* [Set problem]: Answer with nothing but a number: how many lines include the word "title"?
───
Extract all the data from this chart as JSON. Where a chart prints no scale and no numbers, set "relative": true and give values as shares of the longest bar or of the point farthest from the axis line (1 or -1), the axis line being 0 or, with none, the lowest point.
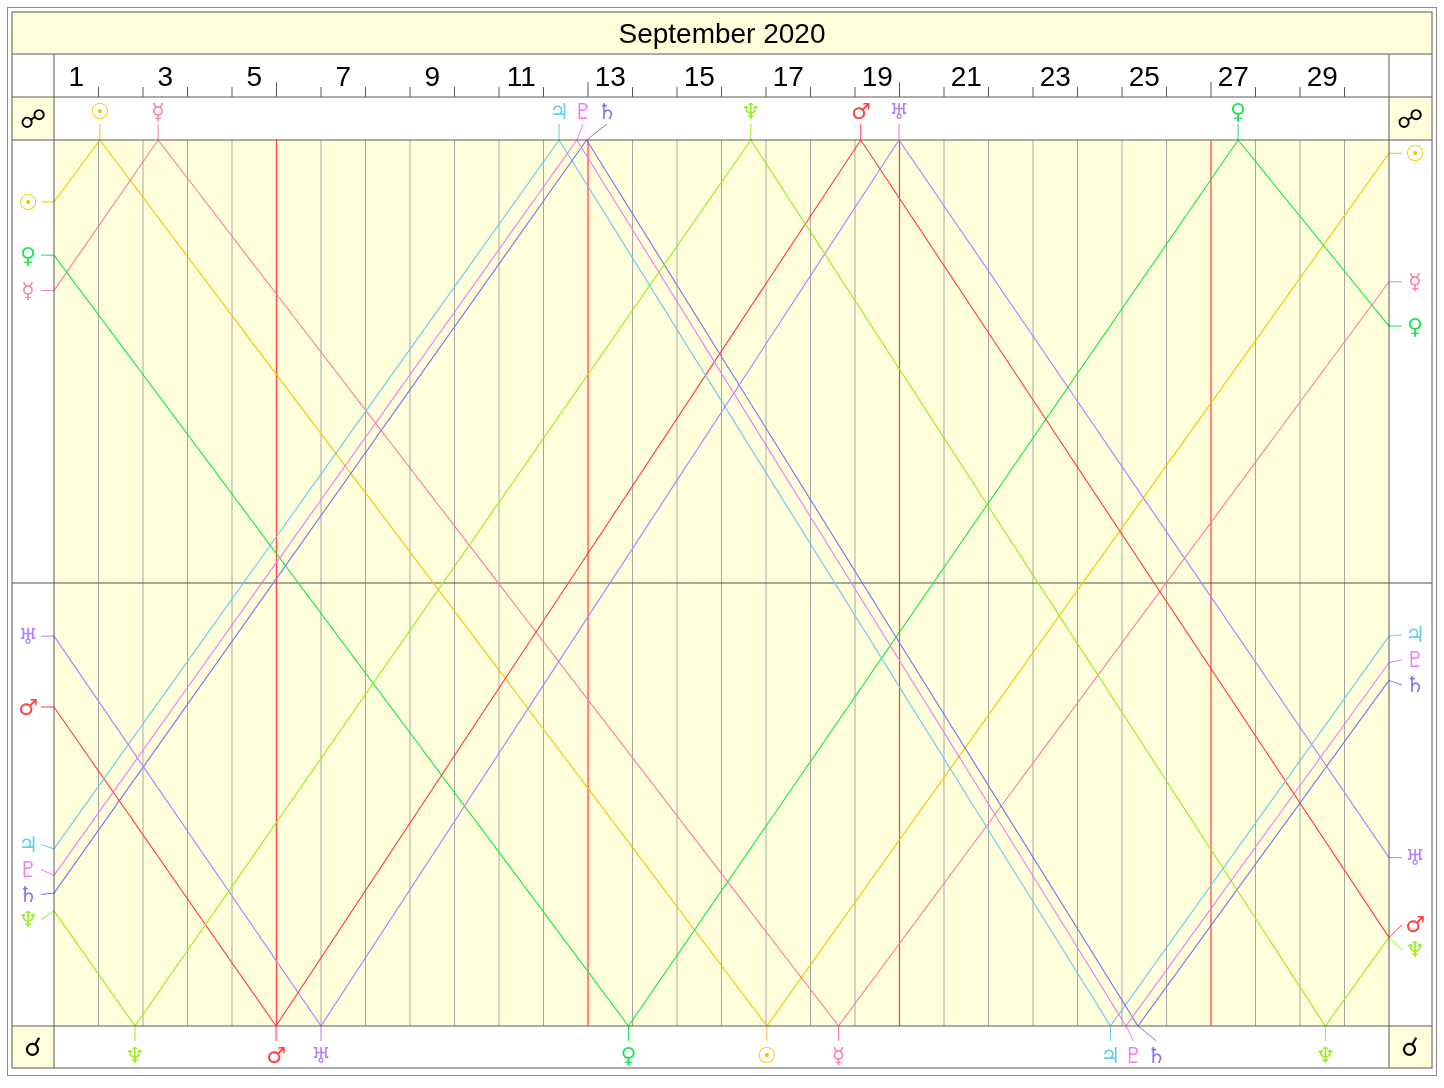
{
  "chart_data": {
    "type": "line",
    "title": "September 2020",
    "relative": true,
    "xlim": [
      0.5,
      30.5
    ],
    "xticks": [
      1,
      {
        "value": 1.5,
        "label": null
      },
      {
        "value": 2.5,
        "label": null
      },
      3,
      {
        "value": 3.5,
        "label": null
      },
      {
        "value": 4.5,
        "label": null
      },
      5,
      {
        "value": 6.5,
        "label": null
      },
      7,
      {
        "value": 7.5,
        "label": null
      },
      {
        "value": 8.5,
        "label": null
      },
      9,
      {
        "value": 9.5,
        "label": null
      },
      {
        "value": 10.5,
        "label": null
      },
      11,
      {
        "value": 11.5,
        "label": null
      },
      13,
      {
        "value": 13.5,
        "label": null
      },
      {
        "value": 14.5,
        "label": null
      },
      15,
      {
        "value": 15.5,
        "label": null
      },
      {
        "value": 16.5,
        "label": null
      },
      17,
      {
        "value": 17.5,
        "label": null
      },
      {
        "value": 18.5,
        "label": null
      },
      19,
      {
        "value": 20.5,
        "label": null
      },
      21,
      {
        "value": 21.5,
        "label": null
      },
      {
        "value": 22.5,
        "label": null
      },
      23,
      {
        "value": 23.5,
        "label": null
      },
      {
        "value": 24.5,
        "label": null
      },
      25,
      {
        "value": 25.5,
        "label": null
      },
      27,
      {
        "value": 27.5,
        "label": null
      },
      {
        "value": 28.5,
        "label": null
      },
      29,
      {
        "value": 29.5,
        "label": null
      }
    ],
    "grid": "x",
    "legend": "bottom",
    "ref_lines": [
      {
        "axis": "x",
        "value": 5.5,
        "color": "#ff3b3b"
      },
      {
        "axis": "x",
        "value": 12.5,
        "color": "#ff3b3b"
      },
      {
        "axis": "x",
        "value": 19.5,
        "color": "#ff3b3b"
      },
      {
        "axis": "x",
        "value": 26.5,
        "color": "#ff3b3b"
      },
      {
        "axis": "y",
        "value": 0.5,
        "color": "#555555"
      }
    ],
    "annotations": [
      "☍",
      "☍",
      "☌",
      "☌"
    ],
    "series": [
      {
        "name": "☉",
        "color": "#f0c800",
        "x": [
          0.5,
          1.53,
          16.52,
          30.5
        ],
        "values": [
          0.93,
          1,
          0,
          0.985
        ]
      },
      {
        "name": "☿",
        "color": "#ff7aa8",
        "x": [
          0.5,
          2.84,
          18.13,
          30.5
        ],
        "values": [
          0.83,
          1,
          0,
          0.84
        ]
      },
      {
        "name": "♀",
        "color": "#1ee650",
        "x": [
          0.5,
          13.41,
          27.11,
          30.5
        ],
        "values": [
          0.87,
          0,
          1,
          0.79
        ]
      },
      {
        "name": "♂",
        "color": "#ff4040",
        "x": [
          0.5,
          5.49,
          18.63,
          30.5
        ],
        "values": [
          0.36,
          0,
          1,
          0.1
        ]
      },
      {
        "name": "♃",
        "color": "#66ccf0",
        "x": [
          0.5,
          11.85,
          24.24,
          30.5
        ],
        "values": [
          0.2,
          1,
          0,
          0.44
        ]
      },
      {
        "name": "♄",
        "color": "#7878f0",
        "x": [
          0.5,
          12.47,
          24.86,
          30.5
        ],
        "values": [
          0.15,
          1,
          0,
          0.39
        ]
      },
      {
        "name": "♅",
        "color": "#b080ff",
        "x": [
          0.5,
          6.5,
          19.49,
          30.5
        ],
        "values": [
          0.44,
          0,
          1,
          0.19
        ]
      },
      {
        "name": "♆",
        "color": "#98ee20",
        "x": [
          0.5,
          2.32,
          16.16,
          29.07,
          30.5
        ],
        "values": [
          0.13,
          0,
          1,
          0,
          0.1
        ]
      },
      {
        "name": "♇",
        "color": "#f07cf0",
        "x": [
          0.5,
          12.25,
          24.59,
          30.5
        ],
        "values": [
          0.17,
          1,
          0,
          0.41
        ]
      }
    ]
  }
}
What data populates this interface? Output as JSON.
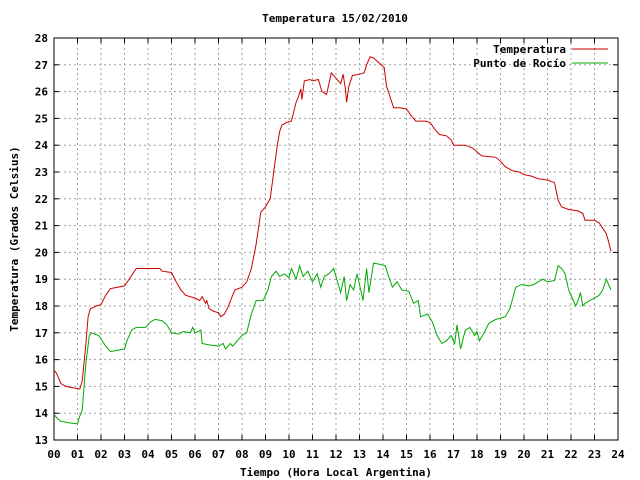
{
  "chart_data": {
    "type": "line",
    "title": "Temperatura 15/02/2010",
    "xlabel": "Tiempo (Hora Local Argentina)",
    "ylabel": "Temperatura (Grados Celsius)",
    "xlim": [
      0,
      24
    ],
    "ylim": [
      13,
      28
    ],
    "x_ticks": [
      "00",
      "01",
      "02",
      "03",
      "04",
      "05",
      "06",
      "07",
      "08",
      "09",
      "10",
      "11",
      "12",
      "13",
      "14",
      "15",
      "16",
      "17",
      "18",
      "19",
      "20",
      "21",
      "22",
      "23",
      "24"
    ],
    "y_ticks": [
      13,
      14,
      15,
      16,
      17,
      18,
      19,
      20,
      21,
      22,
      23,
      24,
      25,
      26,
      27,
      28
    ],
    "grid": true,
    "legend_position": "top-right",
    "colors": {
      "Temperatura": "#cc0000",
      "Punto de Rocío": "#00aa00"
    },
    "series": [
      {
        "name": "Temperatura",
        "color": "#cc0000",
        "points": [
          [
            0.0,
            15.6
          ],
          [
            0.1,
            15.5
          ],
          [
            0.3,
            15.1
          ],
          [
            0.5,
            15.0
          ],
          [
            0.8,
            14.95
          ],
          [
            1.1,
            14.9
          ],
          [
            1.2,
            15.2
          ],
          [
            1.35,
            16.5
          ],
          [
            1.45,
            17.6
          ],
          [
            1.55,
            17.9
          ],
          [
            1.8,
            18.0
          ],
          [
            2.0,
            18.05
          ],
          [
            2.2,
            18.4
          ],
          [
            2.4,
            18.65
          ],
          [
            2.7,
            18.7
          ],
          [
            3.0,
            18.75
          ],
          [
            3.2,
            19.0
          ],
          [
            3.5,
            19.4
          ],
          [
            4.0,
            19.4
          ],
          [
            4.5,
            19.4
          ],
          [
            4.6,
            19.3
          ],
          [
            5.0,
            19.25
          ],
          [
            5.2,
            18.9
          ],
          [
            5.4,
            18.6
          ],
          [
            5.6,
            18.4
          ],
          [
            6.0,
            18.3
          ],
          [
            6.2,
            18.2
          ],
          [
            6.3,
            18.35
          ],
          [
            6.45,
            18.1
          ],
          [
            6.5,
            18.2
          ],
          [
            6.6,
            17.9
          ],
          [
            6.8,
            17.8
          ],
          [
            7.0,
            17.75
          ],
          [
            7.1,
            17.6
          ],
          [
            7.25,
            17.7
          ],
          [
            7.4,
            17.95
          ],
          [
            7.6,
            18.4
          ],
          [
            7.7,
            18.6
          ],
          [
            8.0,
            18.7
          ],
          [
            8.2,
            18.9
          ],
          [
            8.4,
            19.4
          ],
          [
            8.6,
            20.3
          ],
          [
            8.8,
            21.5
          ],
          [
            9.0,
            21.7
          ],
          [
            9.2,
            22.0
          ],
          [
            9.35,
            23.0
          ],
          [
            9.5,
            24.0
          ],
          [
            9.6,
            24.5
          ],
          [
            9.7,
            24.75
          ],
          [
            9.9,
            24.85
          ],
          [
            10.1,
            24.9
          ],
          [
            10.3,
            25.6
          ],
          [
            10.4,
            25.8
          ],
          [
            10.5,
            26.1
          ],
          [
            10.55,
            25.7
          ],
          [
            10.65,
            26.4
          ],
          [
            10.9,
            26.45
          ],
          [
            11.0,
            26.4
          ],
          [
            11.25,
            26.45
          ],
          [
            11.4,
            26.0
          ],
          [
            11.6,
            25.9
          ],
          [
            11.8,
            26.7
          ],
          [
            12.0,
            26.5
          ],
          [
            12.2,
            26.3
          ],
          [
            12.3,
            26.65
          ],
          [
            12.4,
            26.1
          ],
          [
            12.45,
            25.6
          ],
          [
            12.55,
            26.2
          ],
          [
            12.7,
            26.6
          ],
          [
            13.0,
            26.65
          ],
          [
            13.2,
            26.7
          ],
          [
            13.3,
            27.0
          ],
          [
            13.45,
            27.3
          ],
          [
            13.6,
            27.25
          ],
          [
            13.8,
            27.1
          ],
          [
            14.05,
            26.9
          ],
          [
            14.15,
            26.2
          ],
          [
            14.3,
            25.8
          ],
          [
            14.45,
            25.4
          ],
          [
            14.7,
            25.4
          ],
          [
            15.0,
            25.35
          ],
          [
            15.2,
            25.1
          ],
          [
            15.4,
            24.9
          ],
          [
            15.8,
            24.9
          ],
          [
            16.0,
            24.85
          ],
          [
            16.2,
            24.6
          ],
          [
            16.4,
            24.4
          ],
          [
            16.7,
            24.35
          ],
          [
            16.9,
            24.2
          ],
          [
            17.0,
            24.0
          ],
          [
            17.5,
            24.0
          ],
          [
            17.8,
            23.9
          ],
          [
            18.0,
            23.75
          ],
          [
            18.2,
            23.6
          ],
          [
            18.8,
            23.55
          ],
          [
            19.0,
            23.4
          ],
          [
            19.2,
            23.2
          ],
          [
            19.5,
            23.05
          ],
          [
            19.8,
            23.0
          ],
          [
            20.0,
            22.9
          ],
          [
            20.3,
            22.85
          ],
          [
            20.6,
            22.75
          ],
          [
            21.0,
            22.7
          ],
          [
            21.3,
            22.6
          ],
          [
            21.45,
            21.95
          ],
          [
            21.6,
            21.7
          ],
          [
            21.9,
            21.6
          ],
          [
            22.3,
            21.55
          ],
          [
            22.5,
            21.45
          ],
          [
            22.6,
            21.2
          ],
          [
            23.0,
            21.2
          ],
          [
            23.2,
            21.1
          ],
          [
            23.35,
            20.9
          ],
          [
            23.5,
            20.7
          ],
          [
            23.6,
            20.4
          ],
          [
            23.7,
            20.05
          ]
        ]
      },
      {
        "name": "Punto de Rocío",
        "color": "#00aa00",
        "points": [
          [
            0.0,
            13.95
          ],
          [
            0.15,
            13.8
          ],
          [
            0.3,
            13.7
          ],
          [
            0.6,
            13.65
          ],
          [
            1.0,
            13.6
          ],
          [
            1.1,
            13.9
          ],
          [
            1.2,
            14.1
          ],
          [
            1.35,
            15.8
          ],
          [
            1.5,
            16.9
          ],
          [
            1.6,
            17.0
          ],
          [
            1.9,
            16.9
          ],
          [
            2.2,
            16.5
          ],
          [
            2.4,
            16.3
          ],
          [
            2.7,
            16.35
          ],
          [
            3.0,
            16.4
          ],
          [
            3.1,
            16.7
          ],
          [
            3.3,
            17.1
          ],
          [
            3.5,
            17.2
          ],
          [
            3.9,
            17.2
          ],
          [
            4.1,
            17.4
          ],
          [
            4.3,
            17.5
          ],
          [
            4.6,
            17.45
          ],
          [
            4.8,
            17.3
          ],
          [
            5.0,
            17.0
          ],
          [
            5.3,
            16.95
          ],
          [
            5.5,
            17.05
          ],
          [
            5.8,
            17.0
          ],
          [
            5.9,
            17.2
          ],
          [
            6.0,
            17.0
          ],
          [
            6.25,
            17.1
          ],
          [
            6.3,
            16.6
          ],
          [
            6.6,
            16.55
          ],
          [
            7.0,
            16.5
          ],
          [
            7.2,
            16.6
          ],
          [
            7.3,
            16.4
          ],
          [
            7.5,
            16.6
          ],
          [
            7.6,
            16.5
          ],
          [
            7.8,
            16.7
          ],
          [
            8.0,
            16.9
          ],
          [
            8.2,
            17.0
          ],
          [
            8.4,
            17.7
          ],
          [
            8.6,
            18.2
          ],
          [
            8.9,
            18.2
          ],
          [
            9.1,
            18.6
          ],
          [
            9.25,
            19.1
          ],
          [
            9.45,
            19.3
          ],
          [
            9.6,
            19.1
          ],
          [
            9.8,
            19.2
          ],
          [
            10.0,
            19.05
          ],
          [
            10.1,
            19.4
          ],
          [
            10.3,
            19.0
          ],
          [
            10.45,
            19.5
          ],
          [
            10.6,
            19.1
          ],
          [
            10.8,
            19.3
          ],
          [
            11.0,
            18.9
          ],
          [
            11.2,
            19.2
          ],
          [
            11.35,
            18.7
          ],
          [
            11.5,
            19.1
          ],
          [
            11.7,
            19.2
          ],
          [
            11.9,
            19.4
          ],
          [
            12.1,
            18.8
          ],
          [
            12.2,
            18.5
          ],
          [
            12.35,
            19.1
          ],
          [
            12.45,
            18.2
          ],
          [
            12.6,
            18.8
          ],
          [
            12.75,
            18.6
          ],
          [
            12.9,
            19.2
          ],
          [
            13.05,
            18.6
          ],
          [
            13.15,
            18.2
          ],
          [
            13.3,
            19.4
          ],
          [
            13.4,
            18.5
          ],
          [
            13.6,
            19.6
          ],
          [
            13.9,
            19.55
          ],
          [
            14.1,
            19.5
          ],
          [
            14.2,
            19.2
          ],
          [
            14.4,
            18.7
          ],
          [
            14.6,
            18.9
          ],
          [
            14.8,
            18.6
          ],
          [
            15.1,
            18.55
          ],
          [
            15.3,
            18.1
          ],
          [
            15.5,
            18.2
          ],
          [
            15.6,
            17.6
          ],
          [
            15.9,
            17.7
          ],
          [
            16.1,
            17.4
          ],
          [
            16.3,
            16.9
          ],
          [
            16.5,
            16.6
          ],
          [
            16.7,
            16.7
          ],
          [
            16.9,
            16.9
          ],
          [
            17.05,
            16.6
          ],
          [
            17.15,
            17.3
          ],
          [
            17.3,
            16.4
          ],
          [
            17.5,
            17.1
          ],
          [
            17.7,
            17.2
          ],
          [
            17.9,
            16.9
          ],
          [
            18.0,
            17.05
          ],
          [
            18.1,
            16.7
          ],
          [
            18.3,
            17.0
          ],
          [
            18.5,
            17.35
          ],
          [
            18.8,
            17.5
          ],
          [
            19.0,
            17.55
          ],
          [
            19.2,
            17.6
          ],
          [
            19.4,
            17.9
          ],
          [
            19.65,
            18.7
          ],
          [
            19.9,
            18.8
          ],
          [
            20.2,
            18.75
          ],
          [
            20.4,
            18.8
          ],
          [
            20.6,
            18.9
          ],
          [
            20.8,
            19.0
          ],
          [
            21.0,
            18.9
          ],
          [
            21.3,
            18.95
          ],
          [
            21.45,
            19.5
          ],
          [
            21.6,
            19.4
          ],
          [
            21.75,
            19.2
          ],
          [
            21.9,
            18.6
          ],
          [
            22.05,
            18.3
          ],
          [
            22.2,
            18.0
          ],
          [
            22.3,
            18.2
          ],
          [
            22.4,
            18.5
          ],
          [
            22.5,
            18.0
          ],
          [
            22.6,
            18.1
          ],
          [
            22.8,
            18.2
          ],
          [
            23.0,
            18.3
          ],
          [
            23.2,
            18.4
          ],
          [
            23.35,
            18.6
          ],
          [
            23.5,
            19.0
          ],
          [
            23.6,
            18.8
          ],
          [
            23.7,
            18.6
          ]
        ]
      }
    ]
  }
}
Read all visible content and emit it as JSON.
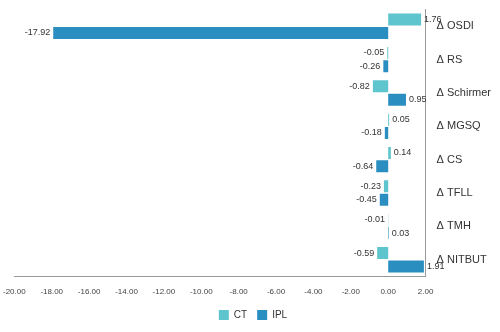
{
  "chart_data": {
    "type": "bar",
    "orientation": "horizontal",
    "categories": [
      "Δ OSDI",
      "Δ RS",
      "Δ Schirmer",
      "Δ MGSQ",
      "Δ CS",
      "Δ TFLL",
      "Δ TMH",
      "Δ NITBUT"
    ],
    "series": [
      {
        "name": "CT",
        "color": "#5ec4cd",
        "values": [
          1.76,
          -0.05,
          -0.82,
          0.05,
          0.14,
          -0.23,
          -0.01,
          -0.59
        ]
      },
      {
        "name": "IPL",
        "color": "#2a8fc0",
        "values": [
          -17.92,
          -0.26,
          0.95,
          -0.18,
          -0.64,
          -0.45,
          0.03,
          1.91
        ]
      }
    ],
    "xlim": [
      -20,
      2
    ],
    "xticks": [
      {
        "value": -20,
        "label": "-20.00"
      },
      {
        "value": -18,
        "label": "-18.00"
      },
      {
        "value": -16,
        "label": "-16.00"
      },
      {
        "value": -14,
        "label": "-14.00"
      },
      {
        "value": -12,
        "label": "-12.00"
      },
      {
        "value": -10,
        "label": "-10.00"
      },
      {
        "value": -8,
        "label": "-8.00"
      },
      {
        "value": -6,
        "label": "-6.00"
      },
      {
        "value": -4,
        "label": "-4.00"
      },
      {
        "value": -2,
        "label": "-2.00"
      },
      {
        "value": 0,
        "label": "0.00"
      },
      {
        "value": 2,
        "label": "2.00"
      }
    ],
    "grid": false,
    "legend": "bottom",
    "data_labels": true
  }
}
───
* [Task response]: 2